(Box coordinate listings)
>>>
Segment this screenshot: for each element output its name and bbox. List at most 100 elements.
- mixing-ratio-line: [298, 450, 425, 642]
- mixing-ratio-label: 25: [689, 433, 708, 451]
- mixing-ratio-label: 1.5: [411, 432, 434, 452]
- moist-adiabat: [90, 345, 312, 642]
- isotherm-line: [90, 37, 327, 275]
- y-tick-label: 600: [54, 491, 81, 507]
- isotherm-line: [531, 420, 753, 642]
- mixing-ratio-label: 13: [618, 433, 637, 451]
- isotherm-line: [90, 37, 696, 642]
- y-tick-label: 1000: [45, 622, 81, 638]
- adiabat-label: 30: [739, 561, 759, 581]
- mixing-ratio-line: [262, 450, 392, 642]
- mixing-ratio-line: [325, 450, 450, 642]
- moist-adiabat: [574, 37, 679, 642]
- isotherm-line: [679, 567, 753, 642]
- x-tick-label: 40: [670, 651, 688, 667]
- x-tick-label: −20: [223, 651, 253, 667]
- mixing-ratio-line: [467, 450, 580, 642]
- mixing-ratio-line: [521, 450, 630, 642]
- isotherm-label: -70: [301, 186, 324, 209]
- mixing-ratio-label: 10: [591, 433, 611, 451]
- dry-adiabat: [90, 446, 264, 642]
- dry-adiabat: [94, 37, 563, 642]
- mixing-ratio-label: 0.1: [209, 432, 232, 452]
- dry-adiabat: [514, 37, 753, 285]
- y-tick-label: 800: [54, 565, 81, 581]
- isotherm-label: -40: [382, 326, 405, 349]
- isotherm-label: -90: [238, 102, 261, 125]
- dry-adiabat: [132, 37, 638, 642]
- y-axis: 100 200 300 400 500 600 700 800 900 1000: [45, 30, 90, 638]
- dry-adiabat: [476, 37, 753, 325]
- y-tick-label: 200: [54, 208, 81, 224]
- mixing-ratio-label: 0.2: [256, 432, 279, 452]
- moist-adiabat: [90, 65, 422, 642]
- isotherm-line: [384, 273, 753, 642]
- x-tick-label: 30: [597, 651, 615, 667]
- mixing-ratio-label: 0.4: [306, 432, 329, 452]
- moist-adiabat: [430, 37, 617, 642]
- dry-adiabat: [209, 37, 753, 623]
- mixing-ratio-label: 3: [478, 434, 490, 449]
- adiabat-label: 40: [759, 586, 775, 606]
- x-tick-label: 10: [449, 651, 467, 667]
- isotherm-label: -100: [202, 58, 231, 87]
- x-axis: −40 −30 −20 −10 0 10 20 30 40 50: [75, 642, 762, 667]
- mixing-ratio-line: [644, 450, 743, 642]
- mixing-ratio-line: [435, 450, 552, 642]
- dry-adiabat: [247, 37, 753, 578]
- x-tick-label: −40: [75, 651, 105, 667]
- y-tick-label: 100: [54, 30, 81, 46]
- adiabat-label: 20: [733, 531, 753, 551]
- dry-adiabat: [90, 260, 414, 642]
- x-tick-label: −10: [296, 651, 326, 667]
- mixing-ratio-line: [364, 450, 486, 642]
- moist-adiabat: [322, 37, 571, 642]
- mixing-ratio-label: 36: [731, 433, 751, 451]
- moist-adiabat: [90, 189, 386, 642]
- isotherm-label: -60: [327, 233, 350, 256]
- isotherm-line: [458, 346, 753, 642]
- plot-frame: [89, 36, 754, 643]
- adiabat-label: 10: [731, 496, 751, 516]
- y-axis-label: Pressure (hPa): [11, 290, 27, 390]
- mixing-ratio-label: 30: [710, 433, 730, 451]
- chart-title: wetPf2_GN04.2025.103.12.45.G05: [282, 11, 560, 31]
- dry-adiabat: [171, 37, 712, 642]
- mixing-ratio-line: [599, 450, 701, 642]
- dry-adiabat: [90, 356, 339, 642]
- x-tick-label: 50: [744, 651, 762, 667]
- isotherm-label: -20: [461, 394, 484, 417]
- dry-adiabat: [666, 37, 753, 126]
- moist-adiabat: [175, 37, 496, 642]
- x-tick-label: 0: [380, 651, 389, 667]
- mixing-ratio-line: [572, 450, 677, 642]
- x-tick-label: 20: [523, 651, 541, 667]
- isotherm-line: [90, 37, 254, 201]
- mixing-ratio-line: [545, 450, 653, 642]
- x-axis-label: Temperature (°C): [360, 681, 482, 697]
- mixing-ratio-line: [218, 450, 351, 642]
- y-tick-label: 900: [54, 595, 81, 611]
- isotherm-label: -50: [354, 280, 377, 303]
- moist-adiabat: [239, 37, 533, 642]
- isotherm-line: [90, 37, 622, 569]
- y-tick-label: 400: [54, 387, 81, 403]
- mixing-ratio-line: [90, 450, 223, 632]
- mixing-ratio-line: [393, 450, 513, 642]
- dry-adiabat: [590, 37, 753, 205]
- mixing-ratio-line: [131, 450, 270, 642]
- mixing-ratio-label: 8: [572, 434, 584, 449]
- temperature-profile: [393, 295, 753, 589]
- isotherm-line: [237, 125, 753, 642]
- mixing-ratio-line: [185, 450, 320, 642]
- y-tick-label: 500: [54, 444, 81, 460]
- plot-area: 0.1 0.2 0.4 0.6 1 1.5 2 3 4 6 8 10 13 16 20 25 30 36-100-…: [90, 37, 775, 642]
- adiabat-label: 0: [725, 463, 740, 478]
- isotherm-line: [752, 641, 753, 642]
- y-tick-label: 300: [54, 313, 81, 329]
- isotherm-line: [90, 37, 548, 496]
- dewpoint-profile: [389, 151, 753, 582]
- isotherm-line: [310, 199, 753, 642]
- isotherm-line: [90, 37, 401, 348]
<<<
Copy every line of the data above word for word, with nothing changed or left out.

FINISHED EXERCISE:
Segment this screenshot: for each element output its name and bbox. List at most 100 elements.
- mixing-ratio-line: [298, 450, 425, 642]
- mixing-ratio-label: 25: [689, 433, 708, 451]
- mixing-ratio-label: 1.5: [411, 432, 434, 452]
- moist-adiabat: [90, 345, 312, 642]
- isotherm-line: [90, 37, 327, 275]
- y-tick-label: 600: [54, 491, 81, 507]
- isotherm-line: [531, 420, 753, 642]
- mixing-ratio-label: 13: [618, 433, 637, 451]
- isotherm-line: [90, 37, 696, 642]
- y-tick-label: 1000: [45, 622, 81, 638]
- adiabat-label: 30: [739, 561, 759, 581]
- mixing-ratio-line: [262, 450, 392, 642]
- mixing-ratio-line: [325, 450, 450, 642]
- moist-adiabat: [574, 37, 679, 642]
- isotherm-line: [679, 567, 753, 642]
- x-tick-label: 40: [670, 651, 688, 667]
- x-tick-label: −20: [223, 651, 253, 667]
- mixing-ratio-line: [467, 450, 580, 642]
- mixing-ratio-line: [521, 450, 630, 642]
- isotherm-label: -70: [301, 186, 324, 209]
- mixing-ratio-label: 10: [591, 433, 611, 451]
- dry-adiabat: [90, 446, 264, 642]
- dry-adiabat: [94, 37, 563, 642]
- mixing-ratio-label: 0.1: [209, 432, 232, 452]
- dry-adiabat: [514, 37, 753, 285]
- y-tick-label: 800: [54, 565, 81, 581]
- isotherm-label: -40: [382, 326, 405, 349]
- isotherm-label: -90: [238, 102, 261, 125]
- dry-adiabat: [132, 37, 638, 642]
- y-axis: 100 200 300 400 500 600 700 800 900 1000: [45, 30, 90, 638]
- dry-adiabat: [476, 37, 753, 325]
- y-tick-label: 200: [54, 208, 81, 224]
- mixing-ratio-label: 0.2: [256, 432, 279, 452]
- moist-adiabat: [90, 65, 422, 642]
- isotherm-line: [384, 273, 753, 642]
- x-tick-label: 30: [597, 651, 615, 667]
- mixing-ratio-label: 0.4: [306, 432, 329, 452]
- moist-adiabat: [430, 37, 617, 642]
- dry-adiabat: [209, 37, 753, 623]
- mixing-ratio-label: 3: [478, 434, 490, 449]
- adiabat-label: 40: [759, 586, 775, 606]
- x-tick-label: 10: [449, 651, 467, 667]
- isotherm-label: -100: [202, 58, 231, 87]
- x-axis: −40 −30 −20 −10 0 10 20 30 40 50: [75, 642, 762, 667]
- mixing-ratio-line: [644, 450, 743, 642]
- mixing-ratio-line: [435, 450, 552, 642]
- dry-adiabat: [247, 37, 753, 578]
- x-tick-label: −40: [75, 651, 105, 667]
- y-tick-label: 100: [54, 30, 81, 46]
- adiabat-label: 20: [733, 531, 753, 551]
- dry-adiabat: [90, 260, 414, 642]
- x-tick-label: −10: [296, 651, 326, 667]
- mixing-ratio-line: [364, 450, 486, 642]
- moist-adiabat: [322, 37, 571, 642]
- mixing-ratio-label: 36: [731, 433, 751, 451]
- moist-adiabat: [90, 189, 386, 642]
- isotherm-label: -60: [327, 233, 350, 256]
- isotherm-line: [458, 346, 753, 642]
- plot-frame: [89, 36, 754, 643]
- adiabat-label: 10: [731, 496, 751, 516]
- y-axis-label: Pressure (hPa): [11, 290, 27, 390]
- mixing-ratio-label: 30: [710, 433, 730, 451]
- chart-title: wetPf2_GN04.2025.103.12.45.G05: [282, 11, 560, 31]
- dry-adiabat: [171, 37, 712, 642]
- mixing-ratio-line: [599, 450, 701, 642]
- dry-adiabat: [90, 356, 339, 642]
- x-tick-label: 50: [744, 651, 762, 667]
- isotherm-label: -20: [461, 394, 484, 417]
- dry-adiabat: [666, 37, 753, 126]
- moist-adiabat: [175, 37, 496, 642]
- x-tick-label: 0: [380, 651, 389, 667]
- mixing-ratio-line: [572, 450, 677, 642]
- x-tick-label: 20: [523, 651, 541, 667]
- isotherm-line: [90, 37, 254, 201]
- mixing-ratio-line: [545, 450, 653, 642]
- x-axis-label: Temperature (°C): [360, 681, 482, 697]
- mixing-ratio-line: [218, 450, 351, 642]
- y-tick-label: 900: [54, 595, 81, 611]
- isotherm-label: -50: [354, 280, 377, 303]
- moist-adiabat: [239, 37, 533, 642]
- isotherm-line: [90, 37, 622, 569]
- y-tick-label: 400: [54, 387, 81, 403]
- mixing-ratio-line: [90, 450, 223, 632]
- mixing-ratio-line: [393, 450, 513, 642]
- dry-adiabat: [590, 37, 753, 205]
- mixing-ratio-line: [131, 450, 270, 642]
- mixing-ratio-label: 8: [572, 434, 584, 449]
- temperature-profile: [393, 295, 753, 589]
- isotherm-line: [237, 125, 753, 642]
- mixing-ratio-line: [185, 450, 320, 642]
- y-tick-label: 500: [54, 444, 81, 460]
- plot-area: 0.1 0.2 0.4 0.6 1 1.5 2 3 4 6 8 10 13 16 20 25 30 36-100-…: [90, 37, 775, 642]
- adiabat-label: 0: [725, 463, 740, 478]
- isotherm-line: [752, 641, 753, 642]
- y-tick-label: 300: [54, 313, 81, 329]
- isotherm-line: [90, 37, 548, 496]
- dewpoint-profile: [389, 151, 753, 582]
- isotherm-line: [310, 199, 753, 642]
- isotherm-line: [90, 37, 401, 348]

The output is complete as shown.